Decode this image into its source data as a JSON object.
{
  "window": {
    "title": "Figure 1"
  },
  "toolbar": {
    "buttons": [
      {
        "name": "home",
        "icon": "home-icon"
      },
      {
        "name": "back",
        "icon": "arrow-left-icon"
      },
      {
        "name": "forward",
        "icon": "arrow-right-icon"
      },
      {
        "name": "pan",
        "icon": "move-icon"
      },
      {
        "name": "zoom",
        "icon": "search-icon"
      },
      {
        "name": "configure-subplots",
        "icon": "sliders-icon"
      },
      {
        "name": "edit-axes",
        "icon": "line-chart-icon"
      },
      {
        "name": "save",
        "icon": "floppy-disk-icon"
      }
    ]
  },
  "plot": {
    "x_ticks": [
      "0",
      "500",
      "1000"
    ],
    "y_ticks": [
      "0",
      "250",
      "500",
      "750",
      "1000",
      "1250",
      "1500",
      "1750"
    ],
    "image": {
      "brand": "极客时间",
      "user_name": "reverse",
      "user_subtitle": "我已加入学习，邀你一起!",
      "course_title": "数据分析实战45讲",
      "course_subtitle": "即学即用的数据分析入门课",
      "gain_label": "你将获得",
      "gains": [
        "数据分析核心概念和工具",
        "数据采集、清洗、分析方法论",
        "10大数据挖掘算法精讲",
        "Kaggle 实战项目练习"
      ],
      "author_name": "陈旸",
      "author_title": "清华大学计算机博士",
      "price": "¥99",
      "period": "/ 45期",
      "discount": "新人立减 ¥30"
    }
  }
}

========

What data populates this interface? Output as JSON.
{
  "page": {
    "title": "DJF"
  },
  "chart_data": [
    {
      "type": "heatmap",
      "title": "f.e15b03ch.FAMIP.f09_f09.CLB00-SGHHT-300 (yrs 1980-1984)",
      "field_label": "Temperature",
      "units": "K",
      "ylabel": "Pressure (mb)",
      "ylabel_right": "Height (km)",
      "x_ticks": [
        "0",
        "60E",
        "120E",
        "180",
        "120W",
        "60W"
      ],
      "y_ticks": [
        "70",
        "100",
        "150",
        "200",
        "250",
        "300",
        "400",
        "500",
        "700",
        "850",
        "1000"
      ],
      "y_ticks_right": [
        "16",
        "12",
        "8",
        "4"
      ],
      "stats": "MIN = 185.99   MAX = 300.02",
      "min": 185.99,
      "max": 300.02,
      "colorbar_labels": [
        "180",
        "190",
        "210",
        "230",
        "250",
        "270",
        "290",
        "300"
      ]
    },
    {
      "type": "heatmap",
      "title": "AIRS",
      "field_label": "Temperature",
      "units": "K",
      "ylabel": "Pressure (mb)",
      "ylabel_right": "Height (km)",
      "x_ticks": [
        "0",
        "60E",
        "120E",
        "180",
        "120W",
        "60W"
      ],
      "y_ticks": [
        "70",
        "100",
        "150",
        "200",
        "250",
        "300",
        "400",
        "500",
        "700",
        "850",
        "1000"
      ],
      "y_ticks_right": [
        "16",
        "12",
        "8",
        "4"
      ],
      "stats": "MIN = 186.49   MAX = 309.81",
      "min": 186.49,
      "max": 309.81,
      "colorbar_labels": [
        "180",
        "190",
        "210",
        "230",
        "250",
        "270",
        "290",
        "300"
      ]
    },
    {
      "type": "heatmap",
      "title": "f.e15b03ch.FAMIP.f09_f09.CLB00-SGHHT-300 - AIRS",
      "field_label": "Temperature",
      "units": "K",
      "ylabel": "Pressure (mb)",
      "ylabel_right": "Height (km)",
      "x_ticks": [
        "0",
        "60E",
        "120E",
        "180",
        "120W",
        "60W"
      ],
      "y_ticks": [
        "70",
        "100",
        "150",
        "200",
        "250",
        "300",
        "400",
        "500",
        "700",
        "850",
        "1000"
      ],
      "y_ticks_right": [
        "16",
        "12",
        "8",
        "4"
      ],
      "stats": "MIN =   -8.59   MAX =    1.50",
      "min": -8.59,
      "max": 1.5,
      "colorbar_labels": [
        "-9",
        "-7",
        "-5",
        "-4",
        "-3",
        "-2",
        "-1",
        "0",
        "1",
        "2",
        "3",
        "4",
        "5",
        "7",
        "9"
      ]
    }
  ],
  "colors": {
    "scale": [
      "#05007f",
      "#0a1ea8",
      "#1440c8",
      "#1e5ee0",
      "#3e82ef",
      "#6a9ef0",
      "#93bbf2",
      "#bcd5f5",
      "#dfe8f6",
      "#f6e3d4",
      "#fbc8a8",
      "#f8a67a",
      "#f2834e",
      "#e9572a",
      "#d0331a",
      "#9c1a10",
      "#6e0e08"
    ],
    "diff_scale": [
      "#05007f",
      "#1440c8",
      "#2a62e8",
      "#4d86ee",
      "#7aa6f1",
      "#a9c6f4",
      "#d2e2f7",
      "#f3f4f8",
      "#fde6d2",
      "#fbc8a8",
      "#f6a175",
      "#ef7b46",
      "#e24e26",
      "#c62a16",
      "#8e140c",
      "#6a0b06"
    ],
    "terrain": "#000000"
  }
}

========

Work instructions:
Search the data for "stats". Copy every matching line.

Output of the task:
      "stats": "MIN = 185.99   MAX = 300.02",
      "stats": "MIN = 186.49   MAX = 309.81",
      "stats": "MIN =   -8.59   MAX =    1.50",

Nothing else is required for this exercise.